SET EXERCISE — Can you extract every line from each of the items below and reproduce it verbatim, without altering any character?

+++ INFORMATION GIVEN +++

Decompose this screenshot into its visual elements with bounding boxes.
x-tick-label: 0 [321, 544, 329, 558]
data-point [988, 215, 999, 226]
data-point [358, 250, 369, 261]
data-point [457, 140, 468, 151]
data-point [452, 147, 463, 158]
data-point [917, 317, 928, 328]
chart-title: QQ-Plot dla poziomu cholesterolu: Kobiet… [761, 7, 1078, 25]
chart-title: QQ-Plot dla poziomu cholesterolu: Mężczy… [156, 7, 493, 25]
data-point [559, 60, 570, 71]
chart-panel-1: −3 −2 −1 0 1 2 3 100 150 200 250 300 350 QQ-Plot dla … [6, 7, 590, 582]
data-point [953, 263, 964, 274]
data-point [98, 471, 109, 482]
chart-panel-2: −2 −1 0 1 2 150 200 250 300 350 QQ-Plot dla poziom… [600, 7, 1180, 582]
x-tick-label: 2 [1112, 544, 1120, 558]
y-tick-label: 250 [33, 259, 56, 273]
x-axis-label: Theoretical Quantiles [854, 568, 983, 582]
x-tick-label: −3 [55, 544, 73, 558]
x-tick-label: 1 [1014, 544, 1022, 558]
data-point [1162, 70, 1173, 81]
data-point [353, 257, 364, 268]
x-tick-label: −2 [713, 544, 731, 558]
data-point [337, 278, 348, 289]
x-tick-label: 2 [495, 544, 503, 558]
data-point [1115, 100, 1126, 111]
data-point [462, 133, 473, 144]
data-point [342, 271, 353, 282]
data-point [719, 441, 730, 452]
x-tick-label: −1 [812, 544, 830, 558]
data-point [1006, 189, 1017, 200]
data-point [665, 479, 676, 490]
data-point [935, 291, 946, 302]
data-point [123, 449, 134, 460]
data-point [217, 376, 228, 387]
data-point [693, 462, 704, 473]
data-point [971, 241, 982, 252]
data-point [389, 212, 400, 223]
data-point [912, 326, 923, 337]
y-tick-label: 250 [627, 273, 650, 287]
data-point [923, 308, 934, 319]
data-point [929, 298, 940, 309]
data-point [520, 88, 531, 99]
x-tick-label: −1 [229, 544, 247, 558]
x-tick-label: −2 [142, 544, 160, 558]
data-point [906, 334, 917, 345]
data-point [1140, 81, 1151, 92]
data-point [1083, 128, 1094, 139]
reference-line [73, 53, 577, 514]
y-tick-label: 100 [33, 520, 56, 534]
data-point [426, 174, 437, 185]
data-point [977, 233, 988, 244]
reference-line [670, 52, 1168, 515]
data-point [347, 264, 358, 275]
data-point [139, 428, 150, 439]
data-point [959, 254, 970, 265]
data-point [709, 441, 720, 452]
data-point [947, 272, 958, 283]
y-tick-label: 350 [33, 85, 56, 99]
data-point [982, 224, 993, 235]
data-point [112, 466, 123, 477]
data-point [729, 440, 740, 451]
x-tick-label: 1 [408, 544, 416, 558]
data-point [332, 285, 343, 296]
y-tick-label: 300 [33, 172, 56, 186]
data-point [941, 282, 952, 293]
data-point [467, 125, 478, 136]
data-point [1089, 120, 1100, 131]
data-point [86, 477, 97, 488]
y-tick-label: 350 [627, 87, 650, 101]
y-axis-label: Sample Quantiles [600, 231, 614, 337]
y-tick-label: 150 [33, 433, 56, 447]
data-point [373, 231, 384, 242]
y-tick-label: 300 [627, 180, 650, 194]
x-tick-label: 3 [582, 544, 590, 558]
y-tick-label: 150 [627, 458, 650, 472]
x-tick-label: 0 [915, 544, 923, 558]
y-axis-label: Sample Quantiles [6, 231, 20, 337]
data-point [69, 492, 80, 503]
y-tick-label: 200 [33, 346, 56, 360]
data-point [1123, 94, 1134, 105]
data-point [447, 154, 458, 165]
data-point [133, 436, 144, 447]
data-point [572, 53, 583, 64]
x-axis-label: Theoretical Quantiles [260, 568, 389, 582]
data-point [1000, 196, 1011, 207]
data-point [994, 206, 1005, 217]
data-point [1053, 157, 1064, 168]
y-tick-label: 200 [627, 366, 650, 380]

+++

RESULT BELOW —
Decompose this screenshot into its visual elements with bounding boxes.
x-tick-label: 0 [321, 544, 329, 558]
data-point [988, 215, 999, 226]
data-point [358, 250, 369, 261]
data-point [457, 140, 468, 151]
data-point [452, 147, 463, 158]
data-point [917, 317, 928, 328]
chart-title: QQ-Plot dla poziomu cholesterolu: Kobiet… [761, 7, 1078, 25]
chart-title: QQ-Plot dla poziomu cholesterolu: Mężczy… [156, 7, 493, 25]
data-point [559, 60, 570, 71]
chart-panel-1: −3 −2 −1 0 1 2 3 100 150 200 250 300 350 QQ-Plot dla … [6, 7, 590, 582]
data-point [953, 263, 964, 274]
data-point [98, 471, 109, 482]
chart-panel-2: −2 −1 0 1 2 150 200 250 300 350 QQ-Plot dla poziom… [600, 7, 1180, 582]
x-tick-label: 2 [1112, 544, 1120, 558]
y-tick-label: 250 [33, 259, 56, 273]
x-axis-label: Theoretical Quantiles [854, 568, 983, 582]
x-tick-label: −3 [55, 544, 73, 558]
x-tick-label: 1 [1014, 544, 1022, 558]
data-point [1162, 70, 1173, 81]
data-point [353, 257, 364, 268]
x-tick-label: −2 [713, 544, 731, 558]
data-point [337, 278, 348, 289]
x-tick-label: 2 [495, 544, 503, 558]
data-point [1115, 100, 1126, 111]
data-point [462, 133, 473, 144]
data-point [342, 271, 353, 282]
data-point [719, 441, 730, 452]
x-tick-label: −1 [812, 544, 830, 558]
data-point [1006, 189, 1017, 200]
data-point [665, 479, 676, 490]
data-point [935, 291, 946, 302]
data-point [123, 449, 134, 460]
data-point [217, 376, 228, 387]
data-point [693, 462, 704, 473]
data-point [971, 241, 982, 252]
data-point [389, 212, 400, 223]
data-point [912, 326, 923, 337]
y-tick-label: 250 [627, 273, 650, 287]
data-point [923, 308, 934, 319]
data-point [929, 298, 940, 309]
data-point [520, 88, 531, 99]
x-tick-label: −1 [229, 544, 247, 558]
x-tick-label: −2 [142, 544, 160, 558]
data-point [906, 334, 917, 345]
data-point [1140, 81, 1151, 92]
data-point [1083, 128, 1094, 139]
reference-line [73, 53, 577, 514]
y-tick-label: 100 [33, 520, 56, 534]
data-point [426, 174, 437, 185]
data-point [977, 233, 988, 244]
reference-line [670, 52, 1168, 515]
data-point [347, 264, 358, 275]
data-point [139, 428, 150, 439]
data-point [959, 254, 970, 265]
data-point [709, 441, 720, 452]
data-point [947, 272, 958, 283]
y-tick-label: 350 [33, 85, 56, 99]
data-point [982, 224, 993, 235]
data-point [112, 466, 123, 477]
data-point [729, 440, 740, 451]
x-tick-label: 1 [408, 544, 416, 558]
data-point [332, 285, 343, 296]
y-tick-label: 300 [33, 172, 56, 186]
data-point [941, 282, 952, 293]
data-point [467, 125, 478, 136]
data-point [1089, 120, 1100, 131]
data-point [86, 477, 97, 488]
y-tick-label: 350 [627, 87, 650, 101]
y-axis-label: Sample Quantiles [600, 231, 614, 337]
y-tick-label: 150 [33, 433, 56, 447]
data-point [373, 231, 384, 242]
y-tick-label: 300 [627, 180, 650, 194]
x-tick-label: 3 [582, 544, 590, 558]
y-tick-label: 150 [627, 458, 650, 472]
x-tick-label: 0 [915, 544, 923, 558]
y-axis-label: Sample Quantiles [6, 231, 20, 337]
data-point [69, 492, 80, 503]
y-tick-label: 200 [33, 346, 56, 360]
data-point [1123, 94, 1134, 105]
data-point [447, 154, 458, 165]
data-point [133, 436, 144, 447]
data-point [572, 53, 583, 64]
x-axis-label: Theoretical Quantiles [260, 568, 389, 582]
data-point [1000, 196, 1011, 207]
data-point [994, 206, 1005, 217]
data-point [1053, 157, 1064, 168]
y-tick-label: 200 [627, 366, 650, 380]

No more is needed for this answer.